**Exercise objective:** Reproduce the listing below verbatim.

Collected data:
┌──

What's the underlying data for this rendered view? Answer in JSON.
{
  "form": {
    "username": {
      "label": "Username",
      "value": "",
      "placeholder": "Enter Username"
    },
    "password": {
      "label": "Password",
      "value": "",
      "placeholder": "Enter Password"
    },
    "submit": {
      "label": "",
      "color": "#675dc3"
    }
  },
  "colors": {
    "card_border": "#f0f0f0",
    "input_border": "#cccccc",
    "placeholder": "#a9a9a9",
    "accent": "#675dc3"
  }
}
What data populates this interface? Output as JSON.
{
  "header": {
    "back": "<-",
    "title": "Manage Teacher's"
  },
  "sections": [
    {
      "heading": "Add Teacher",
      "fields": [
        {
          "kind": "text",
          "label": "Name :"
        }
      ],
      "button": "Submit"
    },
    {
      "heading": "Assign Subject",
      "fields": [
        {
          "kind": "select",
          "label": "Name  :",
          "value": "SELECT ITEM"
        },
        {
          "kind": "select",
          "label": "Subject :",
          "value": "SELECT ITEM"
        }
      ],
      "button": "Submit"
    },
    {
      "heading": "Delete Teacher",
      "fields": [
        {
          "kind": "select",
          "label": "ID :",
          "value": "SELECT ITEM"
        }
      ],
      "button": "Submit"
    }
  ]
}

└──

**Solved problem:**
What's the underlying data for this rendered view? Answer in JSON.
{
  "form": {
    "username": {
      "label": "Username",
      "value": "",
      "placeholder": "Enter Username"
    },
    "password": {
      "label": "Password",
      "value": "",
      "placeholder": "Enter Password"
    },
    "submit": {
      "label": "",
      "color": "#675dc3"
    }
  },
  "colors": {
    "card_border": "#f0f0f0",
    "input_border": "#cccccc",
    "placeholder": "#a9a9a9",
    "accent": "#675dc3"
  }
}
What data populates this interface? Output as JSON.
{
  "header": {
    "back": "<-",
    "title": "Manage Teacher's"
  },
  "sections": [
    {
      "heading": "Add Teacher",
      "fields": [
        {
          "kind": "text",
          "label": "Name :"
        }
      ],
      "button": "Submit"
    },
    {
      "heading": "Assign Subject",
      "fields": [
        {
          "kind": "select",
          "label": "Name  :",
          "value": "SELECT ITEM"
        },
        {
          "kind": "select",
          "label": "Subject :",
          "value": "SELECT ITEM"
        }
      ],
      "button": "Submit"
    },
    {
      "heading": "Delete Teacher",
      "fields": [
        {
          "kind": "select",
          "label": "ID :",
          "value": "SELECT ITEM"
        }
      ],
      "button": "Submit"
    }
  ]
}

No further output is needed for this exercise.